-- start of Data to use --

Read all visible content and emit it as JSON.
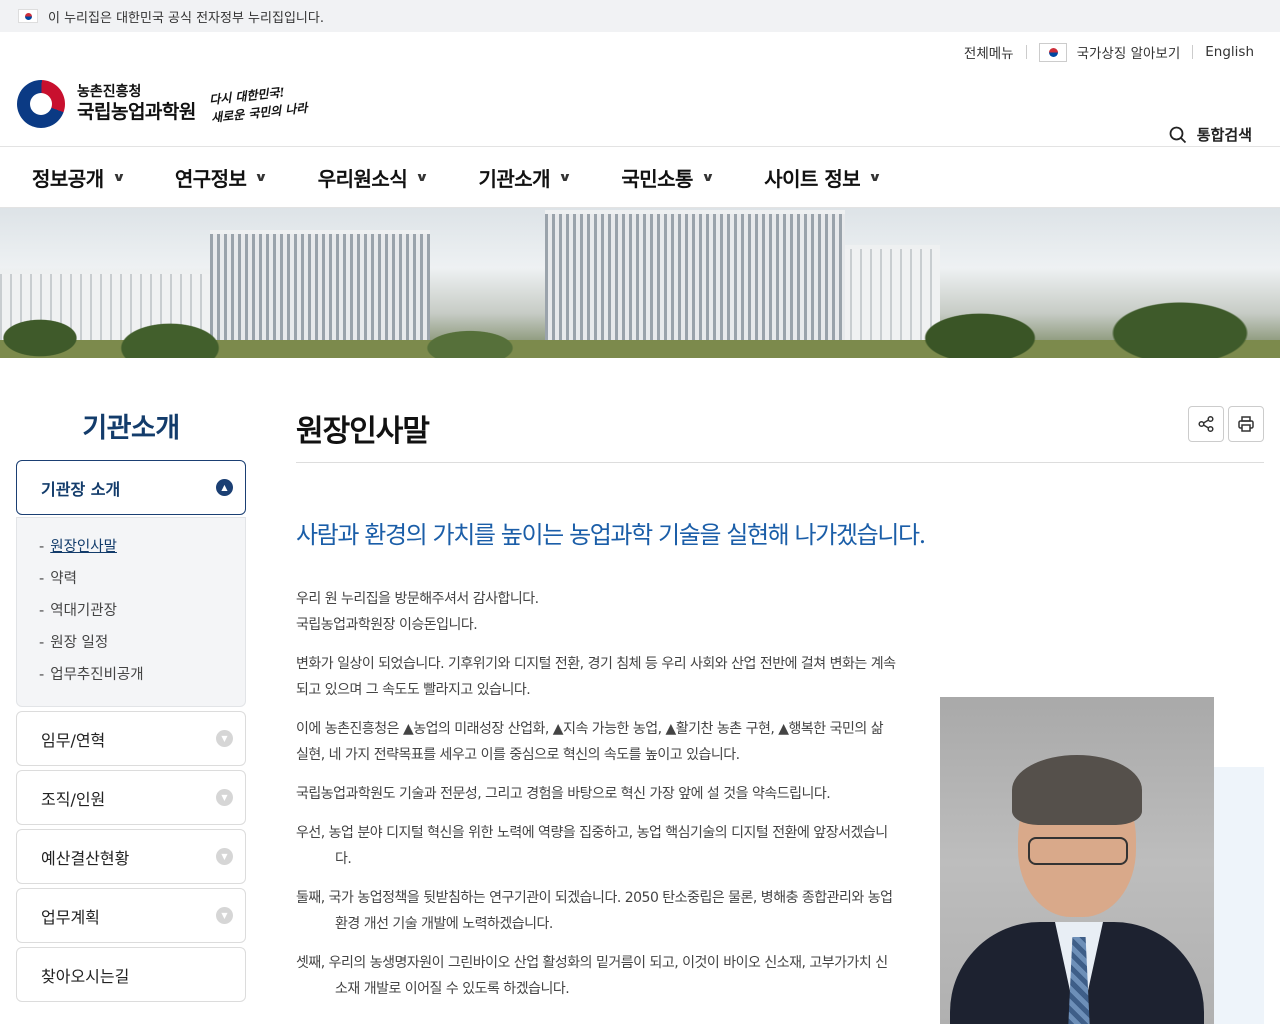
{
  "gov_banner": {
    "text": "이 누리집은 대한민국 공식 전자정부 누리집입니다."
  },
  "utility": {
    "all_menu": "전체메뉴",
    "national_symbol": "국가상징 알아보기",
    "english": "English"
  },
  "logo": {
    "sub": "농촌진흥청",
    "main": "국립농업과학원",
    "slogan_line1": "다시 대한민국!",
    "slogan_line2": "새로운 국민의 나라"
  },
  "search": {
    "label": "통합검색"
  },
  "nav": [
    {
      "label": "정보공개"
    },
    {
      "label": "연구정보"
    },
    {
      "label": "우리원소식"
    },
    {
      "label": "기관소개"
    },
    {
      "label": "국민소통"
    },
    {
      "label": "사이트 정보"
    }
  ],
  "sidebar": {
    "title": "기관소개",
    "active_group": "기관장 소개",
    "submenu": [
      "원장인사말",
      "약력",
      "역대기관장",
      "원장 일정",
      "업무추진비공개"
    ],
    "items": [
      "임무/연혁",
      "조직/인원",
      "예산결산현황",
      "업무계획",
      "찾아오시는길"
    ]
  },
  "main": {
    "title": "원장인사말",
    "headline": "사람과 환경의 가치를 높이는 농업과학 기술을 실현해 나가겠습니다.",
    "paragraphs": [
      {
        "text": "우리 원 누리집을 방문해주셔서 감사합니다.",
        "cls": "tight"
      },
      {
        "text": "국립농업과학원장 이승돈입니다.",
        "cls": ""
      },
      {
        "text": "변화가 일상이 되었습니다.  기후위기와 디지털 전환,  경기 침체 등 우리 사회와 산업 전반에 걸쳐 변화는 계속되고 있으며 그 속도도 빨라지고 있습니다.",
        "cls": ""
      },
      {
        "text": "이에 농촌진흥청은 ▲농업의 미래성장 산업화,  ▲지속 가능한 농업,  ▲활기찬 농촌 구현,  ▲행복한 국민의 삶 실현,  네 가지 전략목표를 세우고 이를 중심으로 혁신의 속도를 높이고 있습니다.",
        "cls": ""
      },
      {
        "text": "국립농업과학원도 기술과 전문성,  그리고 경험을 바탕으로 혁신 가장 앞에 설 것을 약속드립니다.",
        "cls": ""
      },
      {
        "text": "우선,   농업 분야 디지털 혁신을 위한 노력에 역량을 집중하고,  농업 핵심기술의 디지털 전환에 앞장서겠습니다.",
        "cls": "list"
      },
      {
        "text": "둘째,   국가 농업정책을 뒷받침하는 연구기관이 되겠습니다.  2050 탄소중립은 물론,  병해충 종합관리와 농업환경 개선 기술 개발에 노력하겠습니다.",
        "cls": "list"
      },
      {
        "text": "셋째,   우리의 농생명자원이 그린바이오 산업 활성화의 밑거름이 되고,  이것이 바이오 신소재,  고부가가치 신소재 개발로 이어질 수 있도록 하겠습니다.",
        "cls": "list"
      }
    ]
  }
}
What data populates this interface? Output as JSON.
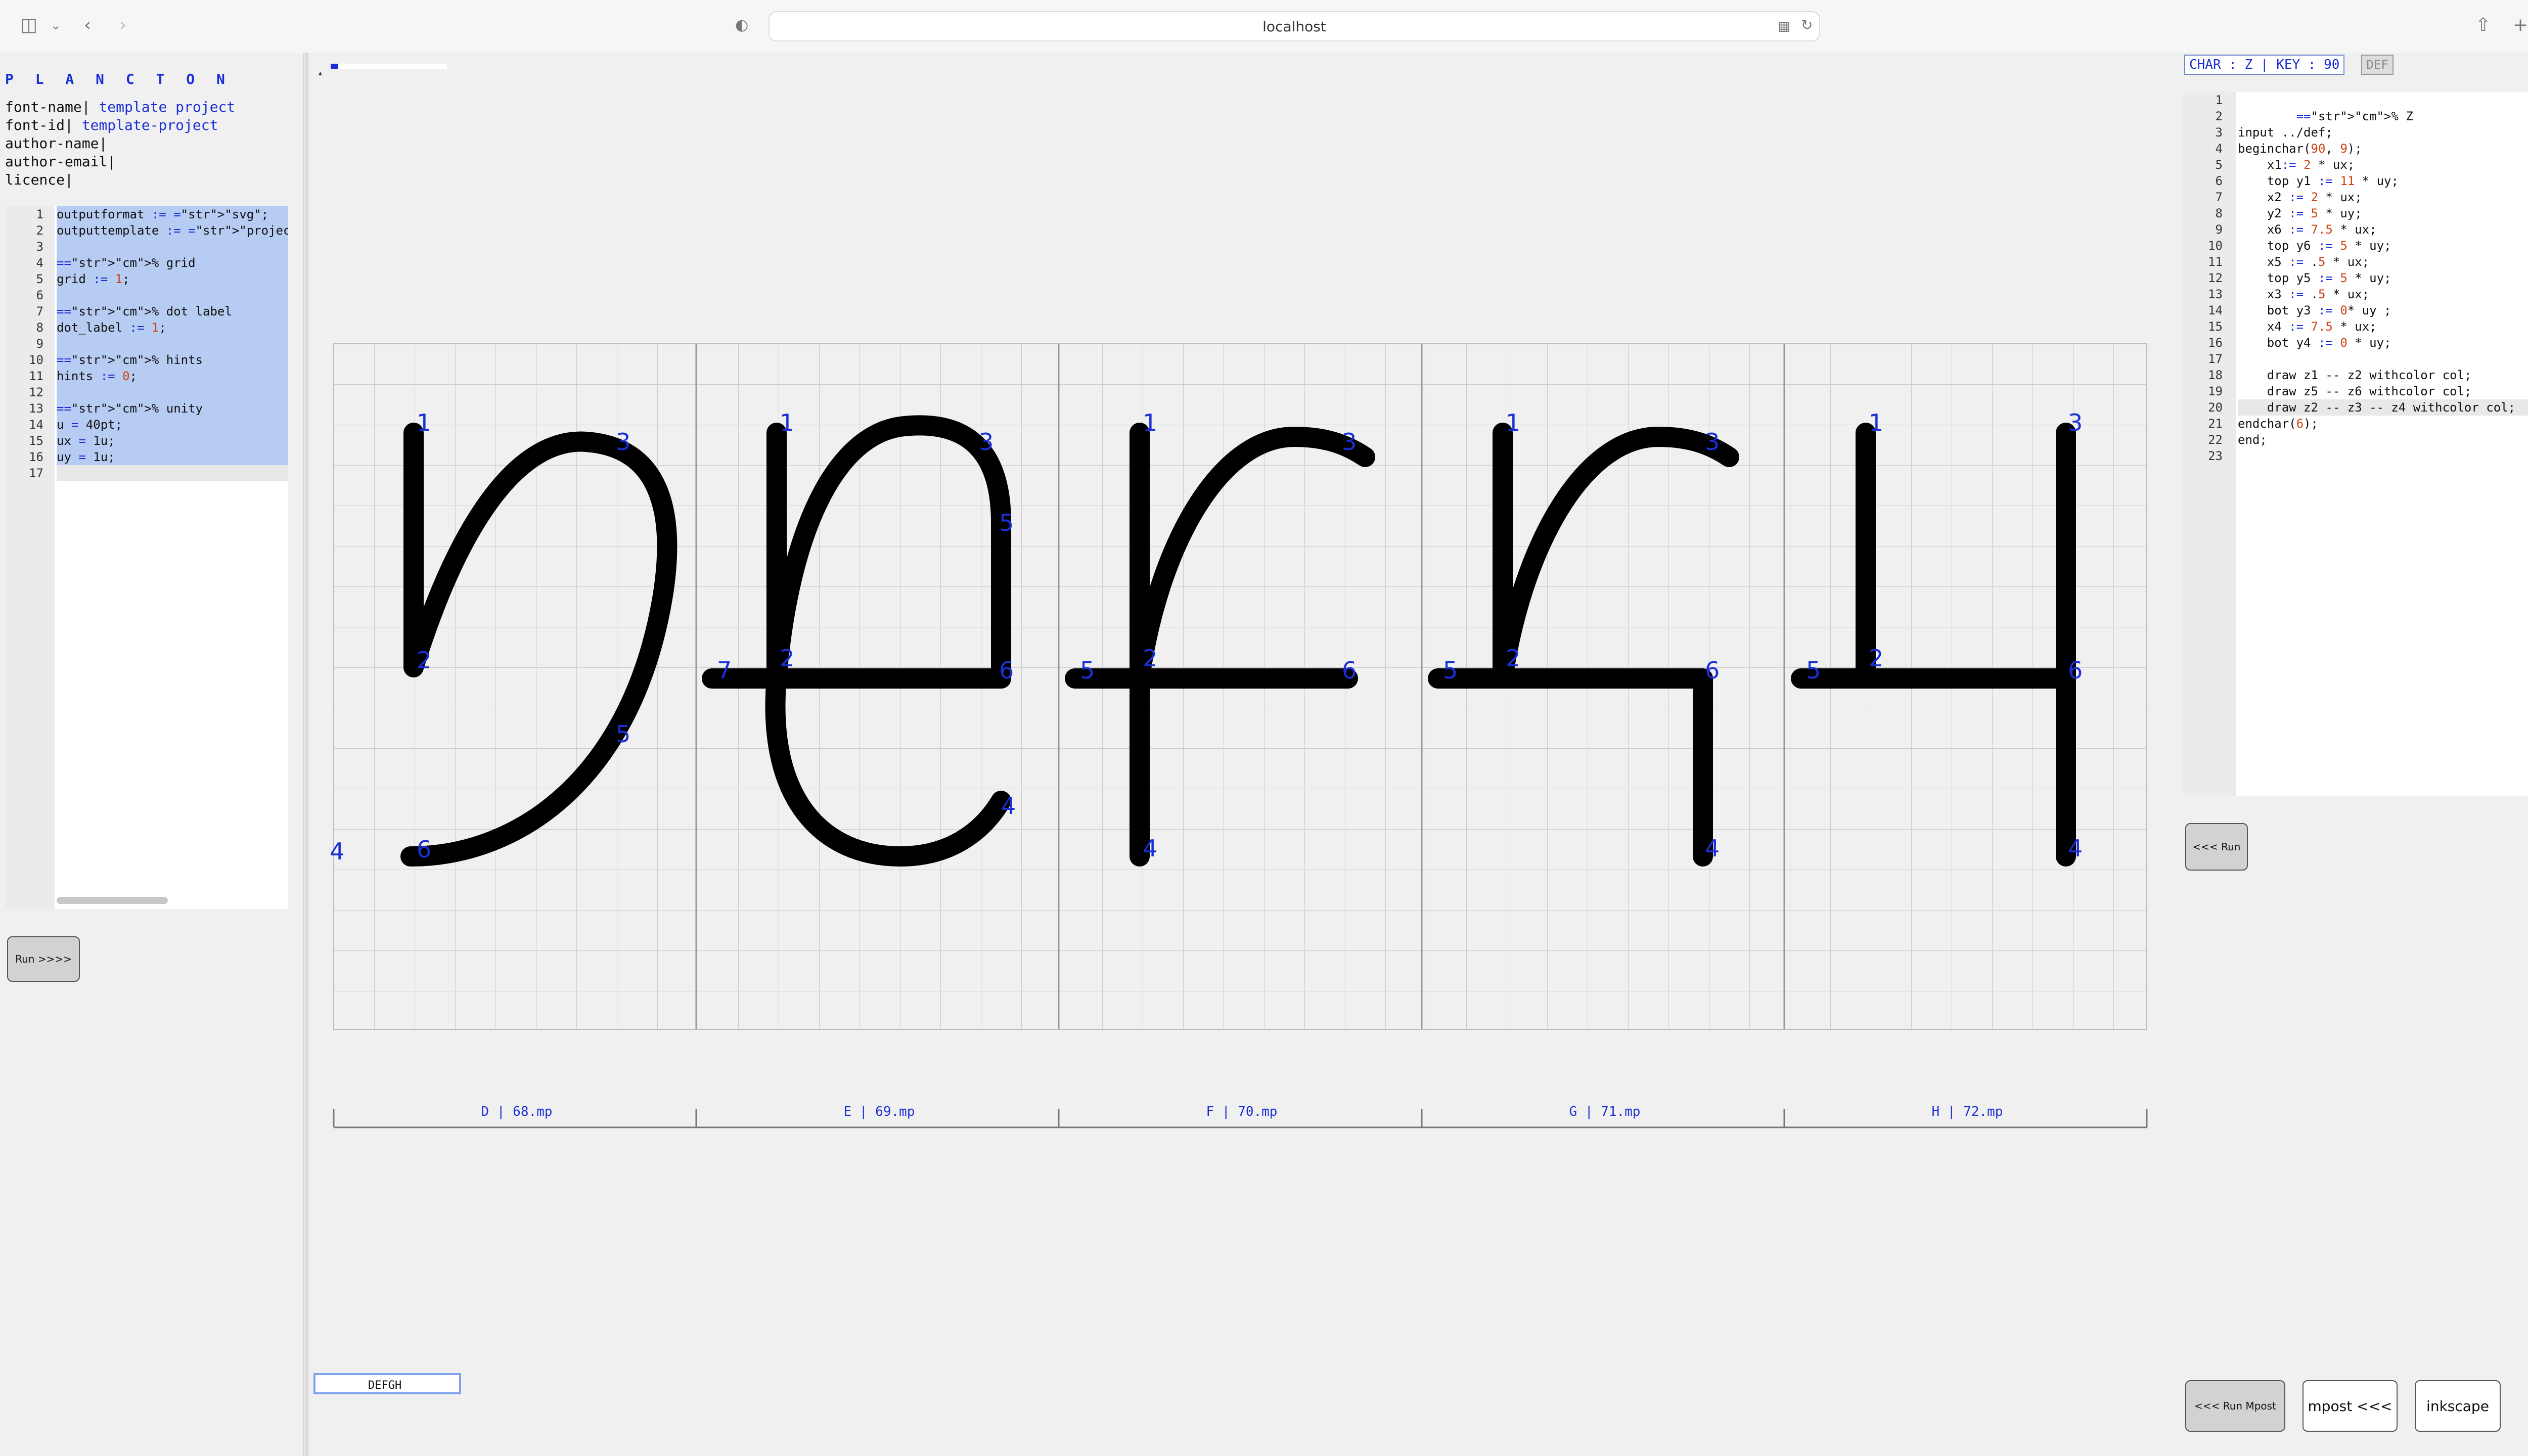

-- end of Data to use --

Directions:
Every line that holds the string "text" should be returned.

Task response:
    "text": "이 누리집은 대한민국 공식 전자정부 누리집입니다."
        "text": "우리 원 누리집을 방문해주셔서 감사합니다.",
        "text": "국립농업과학원장 이승돈입니다.",
        "text": "변화가 일상이 되었습니다.  기후위기와 디지털 전환,  경기 침체 등 우리 사회와 산업 전반에 걸쳐 변화는 계속되고 있으며 그 속도도 빨라지고 있습니다.",
        "text": "이에 농촌진흥청은 ▲농업의 미래성장 산업화,  ▲지속 가능한 농업,  ▲활기찬 농촌 구현,  ▲행복한 국민의 삶 실현,  네 가지 전략목표를 세우고 이를 중심으로 혁신의 속도를 높이고 있습니다.",
        "text": "국립농업과학원도 기술과 전문성,  그리고 경험을 바탕으로 혁신 가장 앞에 설 것을 약속드립니다.",
        "text": "우선,   농업 분야 디지털 혁신을 위한 노력에 역량을 집중하고,  농업 핵심기술의 디지털 전환에 앞장서겠습니다.",
        "text": "둘째,   국가 농업정책을 뒷받침하는 연구기관이 되겠습니다.  2050 탄소중립은 물론,  병해충 종합관리와 농업환경 개선 기술 개발에 노력하겠습니다.",
        "text": "셋째,   우리의 농생명자원이 그린바이오 산업 활성화의 밑거름이 되고,  이것이 바이오 신소재,  고부가가치 신소재 개발로 이어질 수 있도록 하겠습니다.",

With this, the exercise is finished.